Senator Jack Goodman (r) prefiled SJR 3, which would go on the ballot if passed by the General Assembly, to assert “sovereignty” for Missouri when it comes to federal law.





Pre-filed December 1, 2010, and ordered printed.

TERRY L. SPIELER, Secretary.



Submitting to the qualified voters of Missouri, an amendment to article IV of the Constitution of Missouri relating to state sovereignty.

Be it resolved by the Senate, the House of Representatives concurring therein:

That at the next general election to be held in the state of Missouri, on Tuesday next following the first Monday in November, 2012, or at a special election to be called by the governor for that purpose, there is hereby submitted to the qualified voters of this state, for adoption or rejection, the following amendment to article IV of the Constitution of the state of Missouri:

Section A. Article IV, Constitution of Missouri, is amended by adding thereto one new section, to be known as section 54, to read as follows:

Section 54. 1. The attorney general shall seek appropriate relief on behalf of the state and its officers to preserve and protect the state’s sovereignty when the attorney general determines in his or her discretion that such suit is necessary and proper or when the attorney general is directed to seek such relief by an executive order of the governor, a concurrent resolution of the general assembly, or a petition of the legal voters as provided in subsection 2 of this section that expresses the belief that the federal government has taken steps that require the state or a state officer to enforce a provision of federal law that lies outside Congress’s enumerated powers and intrudes on the sovereignty reserved to the states by the tenth amendment to the United States Constitution.

2. The people may direct the attorney general to seek relief by initiative. Initiative petitions directing the attorney general to seek relief against the federal government shall be signed by eight percent of the legal voters in each of two-thirds of the congressional districts in the state. The total vote for governor at the general election last preceding the filing of such petition shall be used to determine the number of legal voters necessary to sign the petition. In submitting the same to the people, the secretary of state and all other officers shall be governed by general laws. Every such petition shall be filed with the secretary of state not less than six months before the election and shall specify in a clear and concise manner the particular federal action for which the attorney general is directed to seek appropriate relief. Any petition approved under this section shall be passed by a majority of the votes cast thereon.

Ah, nullification.

Batshit crazy republicans (ah, a redundancy) will think this is a good idea as long as there’s a Democrat in the White House. Once that changes they’ll go strangely silent on the matter.

Judicial Supremacy and the Supremacy Clause

January 4, 2006 | Scott Lemieux

….Allowing states to selectively nullify federal law has been generally abandoned for good reason, and Baude’s legal theory was thankfully and permanently buried by the Civil War. Oliver Wendell Holmes once wrote that “I do not think the United States would come to an end if we lost our power to declare an act of Congress void. I do think the union would be imperiled if we could not make that declaration as to the laws of the several states.” He was right. Somebody has to be able to provide authoritative resolutions to conflicts arising from competing legal interpretations between different levels of government, and the Constitution logically locates the resolution of disputes about federal law in federal institutions.

[emphasis added]

You think that’ll stop delusional tenthers from trying?

Short task a: Render the records as a numbered list with blank lines omitted, starting at the line that contains "scan-icon[interactable] — [477, 155, 497, 175]" and ending at the line that contains "nav-home[interactable]: 首页 —".
The records come from a source separate from the Missouri sovereignty text.

Input data:
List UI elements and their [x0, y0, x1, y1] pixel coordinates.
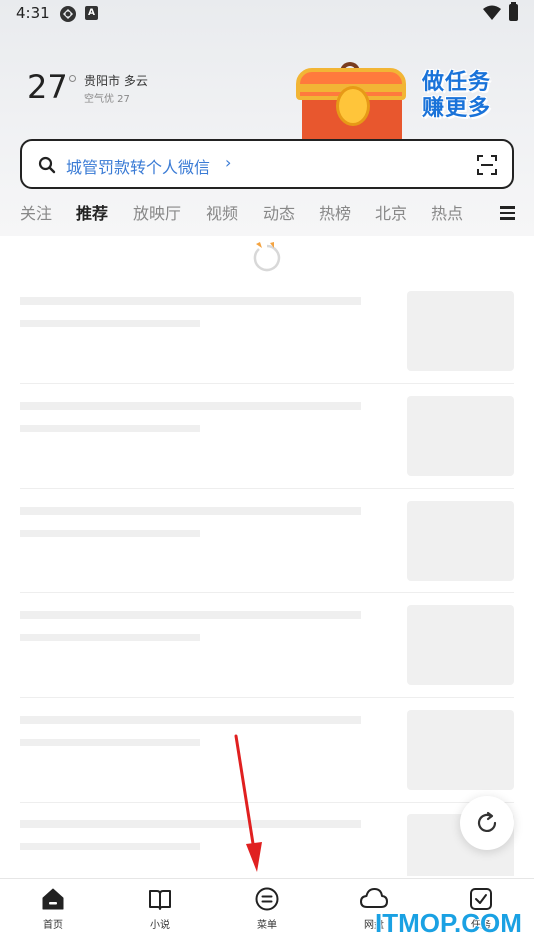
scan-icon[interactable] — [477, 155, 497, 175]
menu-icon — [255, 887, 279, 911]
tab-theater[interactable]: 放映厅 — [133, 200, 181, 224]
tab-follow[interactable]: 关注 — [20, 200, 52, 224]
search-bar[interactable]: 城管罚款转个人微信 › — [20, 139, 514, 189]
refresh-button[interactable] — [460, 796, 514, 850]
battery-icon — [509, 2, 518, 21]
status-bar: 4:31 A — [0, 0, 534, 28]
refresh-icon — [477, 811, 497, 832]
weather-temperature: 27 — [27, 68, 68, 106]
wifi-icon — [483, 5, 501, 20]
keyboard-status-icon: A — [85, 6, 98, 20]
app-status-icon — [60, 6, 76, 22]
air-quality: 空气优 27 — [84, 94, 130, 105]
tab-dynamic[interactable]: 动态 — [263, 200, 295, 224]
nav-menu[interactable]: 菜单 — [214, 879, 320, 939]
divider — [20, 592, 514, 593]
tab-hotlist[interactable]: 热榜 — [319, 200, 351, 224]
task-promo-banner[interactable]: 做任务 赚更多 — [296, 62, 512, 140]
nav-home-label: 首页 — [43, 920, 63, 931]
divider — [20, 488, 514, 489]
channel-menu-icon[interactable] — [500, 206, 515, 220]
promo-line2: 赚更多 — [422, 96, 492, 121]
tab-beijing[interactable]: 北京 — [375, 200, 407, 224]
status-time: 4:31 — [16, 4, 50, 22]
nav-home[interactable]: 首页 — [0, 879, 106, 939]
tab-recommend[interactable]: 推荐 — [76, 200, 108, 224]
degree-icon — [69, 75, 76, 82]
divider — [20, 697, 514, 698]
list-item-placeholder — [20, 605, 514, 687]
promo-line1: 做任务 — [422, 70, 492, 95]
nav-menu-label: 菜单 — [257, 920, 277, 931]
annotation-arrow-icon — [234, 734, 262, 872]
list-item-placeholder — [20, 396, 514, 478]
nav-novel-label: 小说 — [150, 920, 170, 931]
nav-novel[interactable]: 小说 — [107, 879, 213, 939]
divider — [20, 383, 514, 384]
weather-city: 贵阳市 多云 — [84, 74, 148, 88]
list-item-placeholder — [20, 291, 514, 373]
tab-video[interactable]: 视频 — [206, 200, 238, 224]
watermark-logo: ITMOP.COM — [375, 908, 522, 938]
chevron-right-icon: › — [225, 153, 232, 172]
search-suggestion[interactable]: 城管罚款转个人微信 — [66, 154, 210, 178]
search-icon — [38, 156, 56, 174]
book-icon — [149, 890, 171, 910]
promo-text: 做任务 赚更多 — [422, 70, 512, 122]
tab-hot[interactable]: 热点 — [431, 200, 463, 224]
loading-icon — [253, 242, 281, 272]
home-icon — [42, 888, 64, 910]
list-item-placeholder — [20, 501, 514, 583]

Short task b: In the Missouri sovereignty text, rewrite the part starting at "Section 54. 1." and ending at "United States Constitution.", with every instance of "attorney general" changed to "solicitor general".

Result a:
1. scan-icon[interactable] — [477, 155, 497, 175]
2. menu-icon — [255, 887, 279, 911]
3. tab-theater[interactable]: 放映厅 — [133, 200, 181, 224]
4. tab-follow[interactable]: 关注 — [20, 200, 52, 224]
5. search-bar[interactable]: 城管罚款转个人微信 › — [20, 139, 514, 189]
6. refresh-button[interactable] — [460, 796, 514, 850]
7. battery-icon — [509, 2, 518, 21]
8. status-bar: 4:31 A — [0, 0, 534, 28]
9. refresh-icon — [477, 811, 497, 832]
10. weather-temperature: 27 — [27, 68, 68, 106]
11. wifi-icon — [483, 5, 501, 20]
12. keyboard-status-icon: A — [85, 6, 98, 20]
13. app-status-icon — [60, 6, 76, 22]
14. air-quality: 空气优 27 — [84, 94, 130, 105]
15. tab-dynamic[interactable]: 动态 — [263, 200, 295, 224]
16. nav-menu[interactable]: 菜单 — [214, 879, 320, 939]
17. divider — [20, 592, 514, 593]
18. tab-hotlist[interactable]: 热榜 — [319, 200, 351, 224]
19. task-promo-banner[interactable]: 做任务 赚更多 — [296, 62, 512, 140]
20. nav-home-label: 首页 — [43, 920, 63, 931]
21. divider — [20, 488, 514, 489]
22. channel-menu-icon[interactable] — [500, 206, 515, 220]
23. promo-line2: 赚更多 — [422, 96, 492, 121]
24. tab-beijing[interactable]: 北京 — [375, 200, 407, 224]
25. status-time: 4:31 — [16, 4, 50, 22]
26. nav-home[interactable]: 首页 — [0, 879, 106, 939]

Result b:
Section 54. 1. The solicitor general shall seek appropriate relief on behalf of the state and its officers to preserve and protect the state’s sovereignty when the solicitor general determines in his or her discretion that such suit is necessary and proper or when the solicitor general is directed to seek such relief by an executive order of the governor, a concurrent resolution of the general assembly, or a petition of the legal voters as provided in subsection 2 of this section that expresses the belief that the federal government has taken steps that require the state or a state officer to enforce a provision of federal law that lies outside Congress’s enumerated powers and intrudes on the sovereignty reserved to the states by the tenth amendment to the United States Constitution.